Before the records, copy the passage on the Shorten surname word for word, starting at "Shorten is an" and ending at "(Shortell or Shorthall)".

### Provided passage
◆ ◆ ◆ ◆
= Shorten (surname) =

Shorten is an English and Irish surname, the etymology of which traces back to Norman and Irish Gaelic words. The surname is found predominantly in Ireland with roots in County Cork, with significant numbers recorded in The United States, Canada, Australia, Scotland, England, New Zealand, South Africa, Wales and Northern Ireland. Limited numbers of individuals with the surname Shorten have been recorded in Germany, Sweden, Brazil, Thailand, Zimbabwe, Uganda, The United Arab Emirates, Japan, China, France and Spain.

==Origin==
Theories about the origin of this surname include:
- It originates from the village of Shorton in Devon, England
- It originates from the Norman name Shorten, which was used to describe short or stock-necked people
- It originates from the Irish Gaelic Seartáin, which is a variant of the Irish name Soirtéil (Shortell or Shorthall)
◆ ◆ ◆ ◆
### Excerpted records

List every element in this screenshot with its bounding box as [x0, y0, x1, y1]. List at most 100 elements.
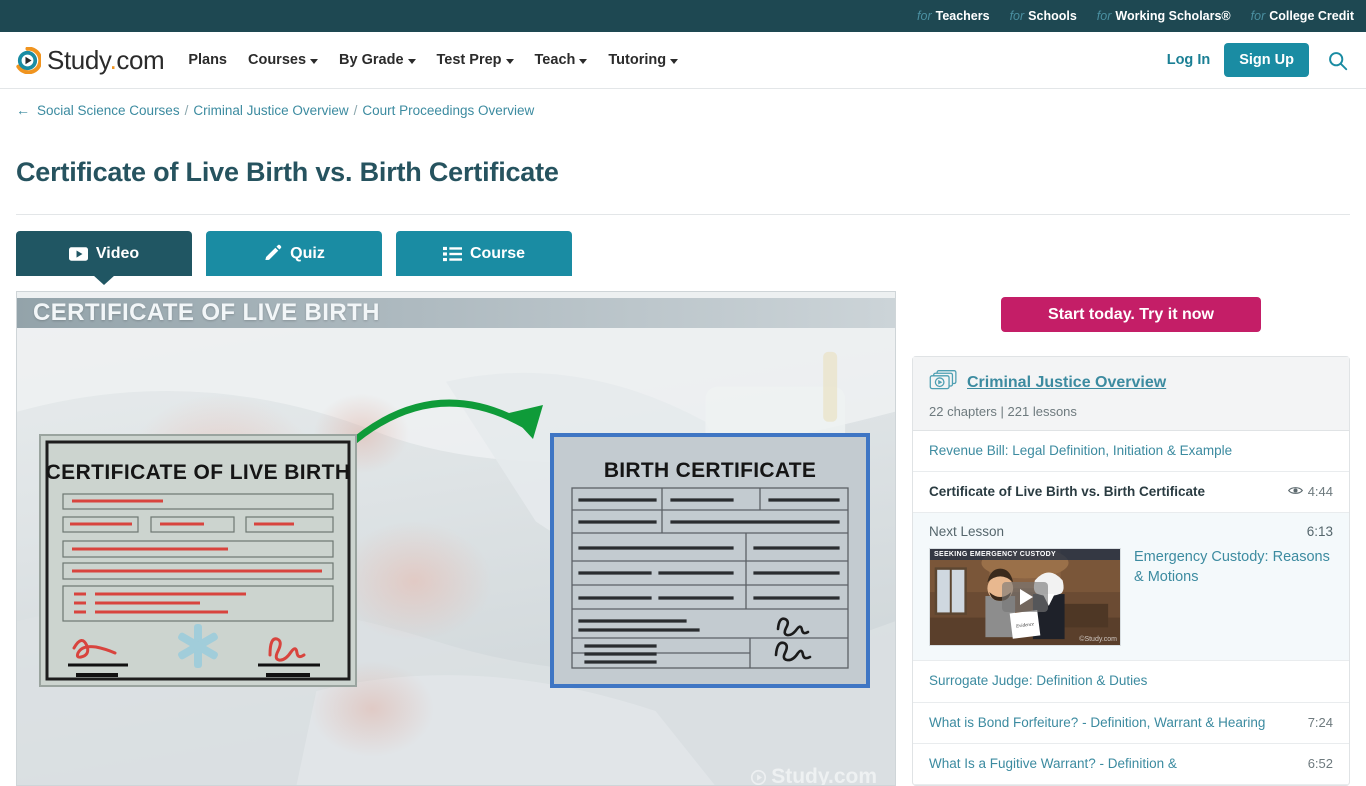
nav-items: Plans Courses By Grade Test Prep Teach T…: [188, 52, 679, 68]
login-link[interactable]: Log In: [1167, 52, 1211, 68]
breadcrumb-separator: /: [184, 102, 189, 118]
utility-link-teachers[interactable]: for Teachers: [917, 9, 990, 23]
current-lesson-title: Certificate of Live Birth vs. Birth Cert…: [929, 484, 1206, 500]
thumbnail-caption: SEEKING EMERGENCY CUSTODY: [930, 549, 1120, 561]
search-button[interactable]: [1323, 48, 1352, 73]
lesson-duration: 7:24: [1307, 714, 1333, 730]
next-lesson-thumbnail[interactable]: Evidence SEEKING EMERGENCY CUSTODY ©Stud…: [929, 548, 1121, 647]
page-title: Certificate of Live Birth vs. Birth Cert…: [16, 157, 559, 187]
back-arrow-icon[interactable]: ←: [16, 102, 30, 118]
main-navigation: Study.com Plans Courses By Grade Test Pr…: [0, 32, 1366, 89]
search-icon: [1327, 51, 1348, 74]
thumbnail-play-button[interactable]: [1002, 582, 1048, 613]
lesson-row[interactable]: Surrogate Judge: Definition & Duties: [913, 661, 1349, 703]
watermark-text: Study.com: [771, 765, 877, 786]
breadcrumb: ← Social Science Courses / Criminal Just…: [16, 102, 1350, 118]
utility-link-label: Working Scholars®: [1115, 9, 1231, 23]
nav-item-teach[interactable]: Teach: [535, 52, 588, 68]
list-icon: [442, 246, 462, 262]
utility-bar: for Teachers for Schools for Working Sch…: [0, 0, 1366, 32]
nav-item-plans[interactable]: Plans: [188, 52, 227, 68]
course-card: Criminal Justice Overview 22 chapters | …: [912, 356, 1350, 786]
chevron-down-icon: [579, 58, 588, 64]
lesson-row[interactable]: What Is a Fugitive Warrant? - Definition…: [913, 744, 1349, 786]
nav-item-label: Plans: [188, 52, 227, 68]
lesson-row[interactable]: What is Bond Forfeiture? - Definition, W…: [913, 703, 1349, 744]
course-title-link[interactable]: Criminal Justice Overview: [967, 374, 1166, 392]
course-meta: 22 chapters | 221 lessons: [929, 404, 1077, 419]
lesson-tabs: Video Quiz Course: [0, 215, 1366, 276]
nav-item-test-prep[interactable]: Test Prep: [437, 52, 514, 68]
breadcrumb-item-3[interactable]: Court Proceedings Overview: [362, 103, 534, 118]
utility-link-label: College Credit: [1269, 9, 1354, 23]
next-lesson-block[interactable]: Next Lesson 6:13 Evidence SEEKING EMERGE…: [913, 513, 1349, 662]
video-player[interactable]: CERTIFICATE OF LIVE BIRTH CERTIFICATE OF…: [16, 291, 896, 786]
tab-course[interactable]: Course: [396, 231, 572, 276]
signup-button[interactable]: Sign Up: [1224, 43, 1309, 77]
breadcrumb-separator: /: [353, 102, 358, 118]
utility-link-college-credit[interactable]: for College Credit: [1251, 9, 1354, 23]
utility-link-prefix: for: [1096, 9, 1112, 23]
utility-link-schools[interactable]: for Schools: [1010, 9, 1077, 23]
utility-link-prefix: for: [1250, 9, 1266, 23]
svg-text:BIRTH CERTIFICATE: BIRTH CERTIFICATE: [604, 459, 816, 482]
try-it-now-button[interactable]: Start today. Try it now: [1001, 297, 1261, 332]
next-lesson-label: Next Lesson: [929, 524, 1005, 540]
lesson-title-link[interactable]: What is Bond Forfeiture? - Definition, W…: [929, 714, 1298, 732]
current-lesson-duration: 4:44: [1307, 484, 1333, 500]
nav-item-by-grade[interactable]: By Grade: [339, 52, 416, 68]
breadcrumb-bar: ← Social Science Courses / Criminal Just…: [0, 89, 1366, 118]
chevron-down-icon: [310, 58, 319, 64]
nav-item-tutoring[interactable]: Tutoring: [608, 52, 679, 68]
green-arrow-icon: [343, 399, 543, 451]
sidebar: Start today. Try it now Criminal Justice…: [912, 291, 1350, 786]
study-logo-icon: [14, 46, 43, 74]
lesson-title-link[interactable]: Surrogate Judge: Definition & Duties: [929, 672, 1333, 690]
certificate-of-live-birth-document: CERTIFICATE OF LIVE BIRTH: [39, 434, 357, 687]
next-lesson-duration: 6:13: [1306, 524, 1333, 540]
nav-item-label: Tutoring: [608, 52, 667, 68]
logo-wordmark: Study.com: [47, 44, 165, 75]
course-card-header: Criminal Justice Overview 22 chapters | …: [913, 357, 1349, 431]
play-triangle-icon: [1020, 589, 1033, 606]
lesson-title-link[interactable]: What Is a Fugitive Warrant? - Definition…: [929, 755, 1298, 773]
chevron-down-icon: [505, 58, 514, 64]
nav-item-label: By Grade: [339, 52, 404, 68]
lesson-title-link[interactable]: Revenue Bill: Legal Definition, Initiati…: [929, 442, 1333, 460]
tab-label: Video: [95, 244, 140, 262]
utility-link-label: Teachers: [935, 9, 990, 23]
breadcrumb-item-1[interactable]: Social Science Courses: [37, 103, 180, 118]
course-videos-icon: [929, 369, 958, 397]
pencil-icon: [263, 244, 282, 263]
watermark-logo-icon: [751, 769, 767, 785]
current-lesson-meta: 4:44: [1287, 483, 1333, 501]
video-icon: [68, 246, 88, 261]
content-area: CERTIFICATE OF LIVE BIRTH CERTIFICATE OF…: [0, 291, 1366, 786]
site-logo[interactable]: Study.com: [14, 44, 165, 76]
chevron-down-icon: [407, 58, 416, 64]
eye-icon: [1287, 483, 1303, 501]
next-lesson-title-link[interactable]: Emergency Custody: Reasons & Motions: [1134, 548, 1333, 646]
tab-video[interactable]: Video: [16, 231, 192, 276]
nav-item-label: Teach: [534, 52, 576, 68]
nav-actions: Log In Sign Up: [1167, 43, 1352, 77]
lesson-duration: 6:52: [1307, 755, 1333, 771]
svg-text:CERTIFICATE OF LIVE BIRTH: CERTIFICATE OF LIVE BIRTH: [46, 461, 351, 484]
breadcrumb-item-2[interactable]: Criminal Justice Overview: [193, 103, 348, 118]
nav-item-label: Test Prep: [436, 52, 502, 68]
utility-link-label: Schools: [1028, 9, 1077, 23]
tab-label: Quiz: [290, 244, 325, 262]
tab-quiz[interactable]: Quiz: [206, 231, 382, 276]
thumbnail-watermark: ©Study.com: [1079, 636, 1117, 644]
tab-label: Course: [469, 244, 526, 262]
nav-item-courses[interactable]: Courses: [248, 52, 319, 68]
next-lesson-body: Evidence SEEKING EMERGENCY CUSTODY ©Stud…: [929, 548, 1333, 647]
video-column: CERTIFICATE OF LIVE BIRTH CERTIFICATE OF…: [16, 291, 896, 786]
next-lesson-header: Next Lesson 6:13: [929, 524, 1333, 539]
utility-link-working-scholars[interactable]: for Working Scholars®: [1097, 9, 1231, 23]
lesson-row[interactable]: Revenue Bill: Legal Definition, Initiati…: [913, 431, 1349, 473]
chevron-down-icon: [670, 58, 679, 64]
lesson-row-current[interactable]: Certificate of Live Birth vs. Birth Cert…: [913, 472, 1349, 514]
utility-link-prefix: for: [1009, 9, 1025, 23]
nav-item-label: Courses: [248, 52, 307, 68]
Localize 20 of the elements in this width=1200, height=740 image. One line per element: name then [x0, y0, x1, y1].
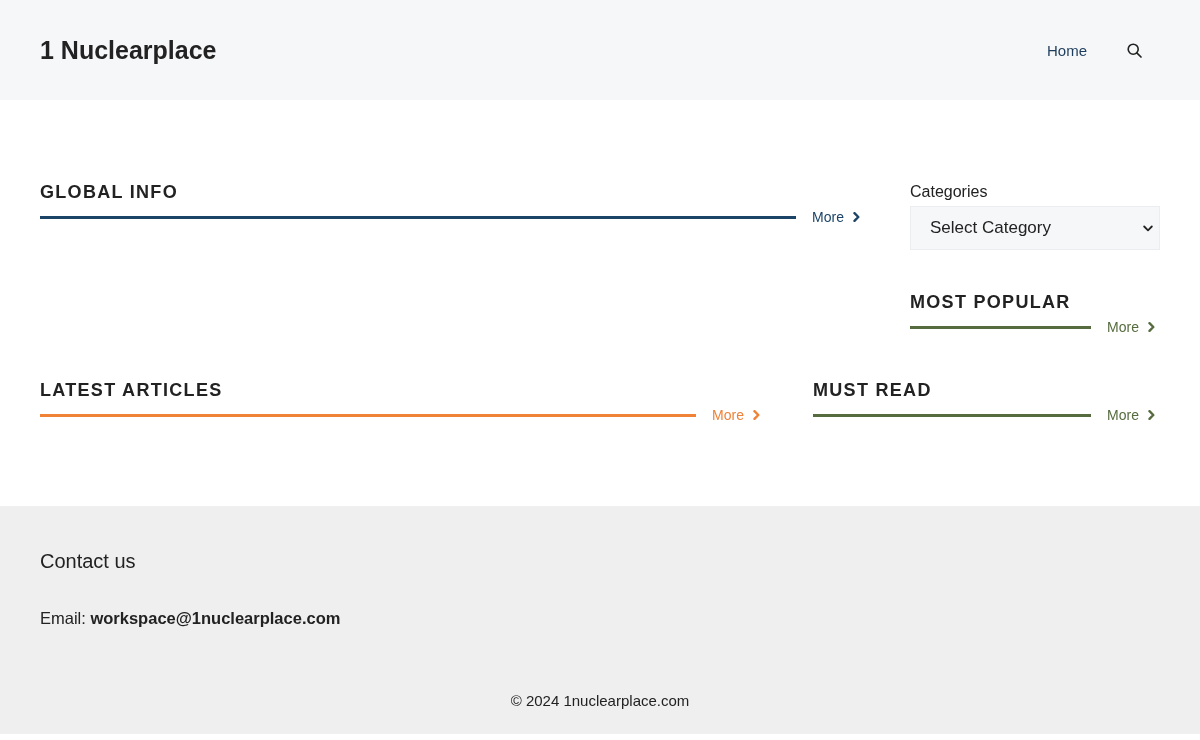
- chevron-right-icon: [853, 212, 860, 222]
- more-link[interactable]: More: [812, 209, 860, 225]
- chevron-right-icon: [1148, 410, 1155, 420]
- widget-label: Categories: [910, 182, 989, 202]
- more-link[interactable]: More: [1107, 319, 1155, 335]
- category-select[interactable]: Select Category: [910, 206, 1160, 250]
- email-line: Email: workspace@1nuclearplace.com: [40, 608, 342, 629]
- section-heading: MUST READ: [813, 379, 933, 401]
- section-heading: GLOBAL INFO: [40, 181, 179, 203]
- nav-link[interactable]: Home: [1047, 41, 1087, 59]
- site-title[interactable]: 1 Nuclearplace: [40, 35, 217, 65]
- search-icon[interactable]: [1127, 42, 1142, 58]
- chevron-down-icon: [1143, 224, 1153, 232]
- more-link[interactable]: More: [1107, 407, 1155, 423]
- chevron-right-icon: [1148, 322, 1155, 332]
- section-heading: MOST POPULAR: [910, 291, 1072, 313]
- chevron-right-icon: [753, 410, 760, 420]
- copyright-text: © 2024 1nuclearplace.com: [509, 692, 691, 710]
- contact-heading: Contact us: [40, 549, 137, 573]
- section-heading: LATEST ARTICLES: [40, 379, 224, 401]
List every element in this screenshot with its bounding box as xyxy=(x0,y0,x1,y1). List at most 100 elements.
◆ ◆ ◆ ◆
### The result
Shorten is an English and Irish surname, the etymology of which traces back to Norman and Irish Gaelic words. The surname is found predominantly in Ireland with roots in County Cork, with significant numbers recorded in The United States, Canada, Australia, Scotland, England, New Zealand, South Africa, Wales and Northern Ireland. Limited numbers of individuals with the surname Shorten have been recorded in Germany, Sweden, Brazil, Thailand, Zimbabwe, Uganda, The United Arab Emirates, Japan, China, France and Spain.

==Origin==
Theories about the origin of this surname include:
- It originates from the village of Shorton in Devon, England
- It originates from the Norman name Shorten, which was used to describe short or stock-necked people
- It originates from the Irish Gaelic Seartáin, which is a variant of the Irish name Soirtéil (Shortell or Shorthall)